[INSTRUCTIONS FOR THE TASK]: Present every line in which the string "JSON" appears.

========

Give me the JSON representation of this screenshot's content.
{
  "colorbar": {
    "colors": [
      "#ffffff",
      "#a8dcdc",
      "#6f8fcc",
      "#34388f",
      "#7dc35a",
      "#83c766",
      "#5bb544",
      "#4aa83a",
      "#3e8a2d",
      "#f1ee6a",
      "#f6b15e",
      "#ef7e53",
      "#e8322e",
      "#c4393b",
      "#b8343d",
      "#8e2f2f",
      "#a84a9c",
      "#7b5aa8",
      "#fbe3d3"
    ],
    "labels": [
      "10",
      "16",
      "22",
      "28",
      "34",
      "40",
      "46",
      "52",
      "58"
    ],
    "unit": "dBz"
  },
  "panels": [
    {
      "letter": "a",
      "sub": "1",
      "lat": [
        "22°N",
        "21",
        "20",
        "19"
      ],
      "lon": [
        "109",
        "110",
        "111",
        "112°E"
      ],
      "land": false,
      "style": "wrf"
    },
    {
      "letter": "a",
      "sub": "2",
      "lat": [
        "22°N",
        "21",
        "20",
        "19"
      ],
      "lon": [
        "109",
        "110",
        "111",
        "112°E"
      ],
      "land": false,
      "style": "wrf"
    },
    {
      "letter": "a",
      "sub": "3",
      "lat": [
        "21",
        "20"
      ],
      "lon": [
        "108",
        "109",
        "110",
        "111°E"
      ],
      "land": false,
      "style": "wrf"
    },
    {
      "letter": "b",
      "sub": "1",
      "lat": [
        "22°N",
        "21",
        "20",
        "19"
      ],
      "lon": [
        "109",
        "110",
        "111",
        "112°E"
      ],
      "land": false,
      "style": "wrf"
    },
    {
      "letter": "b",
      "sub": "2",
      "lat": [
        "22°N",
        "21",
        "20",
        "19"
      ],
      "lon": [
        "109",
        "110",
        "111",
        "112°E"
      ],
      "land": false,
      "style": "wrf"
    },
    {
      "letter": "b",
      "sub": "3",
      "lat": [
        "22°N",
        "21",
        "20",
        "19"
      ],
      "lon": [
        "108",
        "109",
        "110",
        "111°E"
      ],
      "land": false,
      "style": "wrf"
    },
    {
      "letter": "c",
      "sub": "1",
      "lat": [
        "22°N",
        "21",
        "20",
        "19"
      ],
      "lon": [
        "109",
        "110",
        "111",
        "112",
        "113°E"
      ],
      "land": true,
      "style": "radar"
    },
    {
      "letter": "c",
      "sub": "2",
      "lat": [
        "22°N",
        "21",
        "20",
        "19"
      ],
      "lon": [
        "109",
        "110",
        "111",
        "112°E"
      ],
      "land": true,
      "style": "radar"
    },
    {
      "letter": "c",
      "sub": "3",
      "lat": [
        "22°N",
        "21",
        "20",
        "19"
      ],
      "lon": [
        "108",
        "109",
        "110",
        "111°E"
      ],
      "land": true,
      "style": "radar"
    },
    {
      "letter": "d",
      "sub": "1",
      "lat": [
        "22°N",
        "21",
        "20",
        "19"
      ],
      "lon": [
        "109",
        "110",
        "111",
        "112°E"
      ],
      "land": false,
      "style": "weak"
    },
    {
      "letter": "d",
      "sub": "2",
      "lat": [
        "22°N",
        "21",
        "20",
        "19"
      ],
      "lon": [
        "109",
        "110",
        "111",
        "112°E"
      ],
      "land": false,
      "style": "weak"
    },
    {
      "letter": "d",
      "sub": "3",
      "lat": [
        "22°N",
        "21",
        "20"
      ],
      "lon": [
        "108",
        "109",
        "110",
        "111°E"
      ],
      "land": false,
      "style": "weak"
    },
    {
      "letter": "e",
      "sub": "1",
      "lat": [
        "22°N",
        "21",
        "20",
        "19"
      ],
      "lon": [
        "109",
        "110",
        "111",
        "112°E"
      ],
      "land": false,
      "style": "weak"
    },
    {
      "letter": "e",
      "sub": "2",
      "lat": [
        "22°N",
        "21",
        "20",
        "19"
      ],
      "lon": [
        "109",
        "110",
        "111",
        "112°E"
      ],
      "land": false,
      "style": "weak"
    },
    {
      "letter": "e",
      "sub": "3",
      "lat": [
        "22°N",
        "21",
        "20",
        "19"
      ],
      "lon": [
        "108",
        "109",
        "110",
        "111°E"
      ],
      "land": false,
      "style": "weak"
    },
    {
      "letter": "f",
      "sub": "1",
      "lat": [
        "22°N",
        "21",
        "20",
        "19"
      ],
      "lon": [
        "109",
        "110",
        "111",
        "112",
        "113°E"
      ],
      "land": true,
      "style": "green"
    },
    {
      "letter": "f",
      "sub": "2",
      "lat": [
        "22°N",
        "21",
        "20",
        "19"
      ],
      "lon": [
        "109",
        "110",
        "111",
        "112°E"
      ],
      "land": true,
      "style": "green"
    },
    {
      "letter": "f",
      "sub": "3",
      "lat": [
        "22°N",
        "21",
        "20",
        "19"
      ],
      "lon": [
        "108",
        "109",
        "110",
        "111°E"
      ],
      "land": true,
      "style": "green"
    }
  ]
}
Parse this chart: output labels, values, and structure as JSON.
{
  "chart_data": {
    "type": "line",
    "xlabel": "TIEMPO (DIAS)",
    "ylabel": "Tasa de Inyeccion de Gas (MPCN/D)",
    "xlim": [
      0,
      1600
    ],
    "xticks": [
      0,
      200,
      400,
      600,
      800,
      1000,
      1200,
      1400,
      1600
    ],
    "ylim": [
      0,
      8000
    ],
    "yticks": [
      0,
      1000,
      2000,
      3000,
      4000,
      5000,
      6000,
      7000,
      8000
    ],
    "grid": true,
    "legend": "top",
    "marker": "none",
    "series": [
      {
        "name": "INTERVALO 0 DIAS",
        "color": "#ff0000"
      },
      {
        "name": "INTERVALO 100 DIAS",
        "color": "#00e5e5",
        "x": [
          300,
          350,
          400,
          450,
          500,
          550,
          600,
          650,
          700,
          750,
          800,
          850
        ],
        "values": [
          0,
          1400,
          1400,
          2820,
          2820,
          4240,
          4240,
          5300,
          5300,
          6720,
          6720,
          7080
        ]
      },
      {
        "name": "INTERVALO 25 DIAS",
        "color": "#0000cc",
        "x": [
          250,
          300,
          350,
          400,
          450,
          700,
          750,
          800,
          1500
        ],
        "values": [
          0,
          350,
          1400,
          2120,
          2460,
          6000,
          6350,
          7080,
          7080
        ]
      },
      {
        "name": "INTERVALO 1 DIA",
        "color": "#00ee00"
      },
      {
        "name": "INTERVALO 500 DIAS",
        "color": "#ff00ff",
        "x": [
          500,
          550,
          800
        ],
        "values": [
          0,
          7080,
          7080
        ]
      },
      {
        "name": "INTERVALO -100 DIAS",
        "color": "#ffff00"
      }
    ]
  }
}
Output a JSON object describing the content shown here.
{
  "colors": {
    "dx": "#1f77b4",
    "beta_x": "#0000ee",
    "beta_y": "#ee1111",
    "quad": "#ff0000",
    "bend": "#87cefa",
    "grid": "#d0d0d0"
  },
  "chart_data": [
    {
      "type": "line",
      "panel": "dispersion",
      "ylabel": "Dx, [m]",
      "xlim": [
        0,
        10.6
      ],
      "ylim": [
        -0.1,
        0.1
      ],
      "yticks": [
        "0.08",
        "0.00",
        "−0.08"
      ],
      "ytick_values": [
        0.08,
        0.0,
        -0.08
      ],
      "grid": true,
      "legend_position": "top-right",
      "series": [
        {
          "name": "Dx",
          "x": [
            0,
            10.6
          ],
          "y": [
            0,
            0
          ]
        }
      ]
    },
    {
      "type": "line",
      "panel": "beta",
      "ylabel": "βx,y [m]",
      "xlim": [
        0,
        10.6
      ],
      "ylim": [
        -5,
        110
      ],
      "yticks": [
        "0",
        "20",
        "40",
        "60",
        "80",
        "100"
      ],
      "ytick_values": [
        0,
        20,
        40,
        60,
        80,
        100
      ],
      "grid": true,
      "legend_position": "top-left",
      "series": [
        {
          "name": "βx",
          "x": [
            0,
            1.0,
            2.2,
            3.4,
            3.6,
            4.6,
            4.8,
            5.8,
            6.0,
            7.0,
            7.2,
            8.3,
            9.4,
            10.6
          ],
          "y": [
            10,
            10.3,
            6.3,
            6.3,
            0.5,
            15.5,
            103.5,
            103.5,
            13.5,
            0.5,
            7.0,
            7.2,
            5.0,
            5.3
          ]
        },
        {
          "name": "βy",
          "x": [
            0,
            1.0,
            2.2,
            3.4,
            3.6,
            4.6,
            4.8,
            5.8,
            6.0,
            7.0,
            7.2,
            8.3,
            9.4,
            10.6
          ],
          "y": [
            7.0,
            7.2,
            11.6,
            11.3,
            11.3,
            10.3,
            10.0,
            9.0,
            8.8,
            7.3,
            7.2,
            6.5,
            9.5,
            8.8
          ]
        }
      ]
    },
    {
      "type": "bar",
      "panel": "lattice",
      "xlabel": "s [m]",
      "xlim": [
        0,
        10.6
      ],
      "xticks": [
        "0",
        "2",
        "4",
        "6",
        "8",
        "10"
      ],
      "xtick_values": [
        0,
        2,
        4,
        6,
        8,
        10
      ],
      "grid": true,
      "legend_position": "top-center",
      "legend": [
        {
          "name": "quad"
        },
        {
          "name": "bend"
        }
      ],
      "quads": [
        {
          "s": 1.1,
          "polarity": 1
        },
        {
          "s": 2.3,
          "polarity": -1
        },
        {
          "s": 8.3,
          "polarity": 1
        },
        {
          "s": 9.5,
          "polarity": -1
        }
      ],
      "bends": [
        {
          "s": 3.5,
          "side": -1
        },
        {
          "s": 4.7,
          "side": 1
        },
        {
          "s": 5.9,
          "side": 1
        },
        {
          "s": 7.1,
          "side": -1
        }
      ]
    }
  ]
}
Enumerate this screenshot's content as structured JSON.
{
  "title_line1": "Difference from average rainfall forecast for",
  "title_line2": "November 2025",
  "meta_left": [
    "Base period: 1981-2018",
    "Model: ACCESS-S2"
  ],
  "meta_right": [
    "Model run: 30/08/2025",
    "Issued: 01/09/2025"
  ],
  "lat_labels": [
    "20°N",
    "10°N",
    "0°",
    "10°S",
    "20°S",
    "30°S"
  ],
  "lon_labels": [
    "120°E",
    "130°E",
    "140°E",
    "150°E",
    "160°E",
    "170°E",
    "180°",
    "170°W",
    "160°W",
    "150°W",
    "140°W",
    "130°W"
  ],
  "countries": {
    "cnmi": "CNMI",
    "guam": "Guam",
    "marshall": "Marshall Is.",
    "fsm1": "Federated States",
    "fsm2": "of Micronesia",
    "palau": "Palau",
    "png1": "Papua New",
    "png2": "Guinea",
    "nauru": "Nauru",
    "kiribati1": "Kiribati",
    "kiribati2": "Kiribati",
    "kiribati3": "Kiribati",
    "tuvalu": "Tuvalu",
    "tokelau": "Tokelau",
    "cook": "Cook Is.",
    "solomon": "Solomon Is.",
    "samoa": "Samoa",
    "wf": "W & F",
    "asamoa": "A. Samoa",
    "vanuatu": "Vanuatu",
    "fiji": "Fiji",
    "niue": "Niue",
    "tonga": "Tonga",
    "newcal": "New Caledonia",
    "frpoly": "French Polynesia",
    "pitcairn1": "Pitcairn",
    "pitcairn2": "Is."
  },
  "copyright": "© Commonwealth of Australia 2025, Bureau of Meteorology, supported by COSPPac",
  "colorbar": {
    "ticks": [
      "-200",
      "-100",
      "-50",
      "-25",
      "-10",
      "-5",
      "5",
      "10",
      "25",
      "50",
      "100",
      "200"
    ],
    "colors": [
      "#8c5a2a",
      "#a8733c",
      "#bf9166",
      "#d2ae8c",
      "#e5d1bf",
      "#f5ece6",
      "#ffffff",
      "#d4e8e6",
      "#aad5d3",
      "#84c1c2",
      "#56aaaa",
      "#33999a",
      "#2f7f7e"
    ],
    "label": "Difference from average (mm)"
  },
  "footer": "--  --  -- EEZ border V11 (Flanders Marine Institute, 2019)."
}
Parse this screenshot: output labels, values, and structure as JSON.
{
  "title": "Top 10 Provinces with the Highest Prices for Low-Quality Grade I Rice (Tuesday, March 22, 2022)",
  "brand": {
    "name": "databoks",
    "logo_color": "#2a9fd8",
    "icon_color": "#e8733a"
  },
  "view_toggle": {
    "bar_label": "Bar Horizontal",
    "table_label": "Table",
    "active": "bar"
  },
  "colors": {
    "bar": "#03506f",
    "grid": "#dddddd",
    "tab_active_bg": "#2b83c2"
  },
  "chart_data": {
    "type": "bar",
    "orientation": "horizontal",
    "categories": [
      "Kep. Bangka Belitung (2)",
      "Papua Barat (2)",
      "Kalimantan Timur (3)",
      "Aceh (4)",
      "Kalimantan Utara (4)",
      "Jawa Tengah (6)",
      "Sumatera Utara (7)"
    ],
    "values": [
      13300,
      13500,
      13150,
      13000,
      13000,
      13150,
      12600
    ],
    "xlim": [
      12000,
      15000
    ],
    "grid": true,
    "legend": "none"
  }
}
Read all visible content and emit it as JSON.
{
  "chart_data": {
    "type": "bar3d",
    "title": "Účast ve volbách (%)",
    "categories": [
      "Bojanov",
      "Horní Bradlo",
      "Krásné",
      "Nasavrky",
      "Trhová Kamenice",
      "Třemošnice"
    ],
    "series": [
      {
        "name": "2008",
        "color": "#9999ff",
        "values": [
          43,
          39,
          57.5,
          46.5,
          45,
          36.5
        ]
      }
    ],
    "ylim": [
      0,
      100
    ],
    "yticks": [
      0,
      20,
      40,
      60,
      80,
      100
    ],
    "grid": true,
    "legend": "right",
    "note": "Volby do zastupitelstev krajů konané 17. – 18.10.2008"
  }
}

========

[WRITTEN ANSWER]:
Give me the JSON representation of this screenshot's content.
Parse this chart: output labels, values, and structure as JSON.
Output a JSON object describing the content shown here.
Enumerate this screenshot's content as structured JSON.
Parse this screenshot: output labels, values, and structure as JSON.
Read all visible content and emit it as JSON.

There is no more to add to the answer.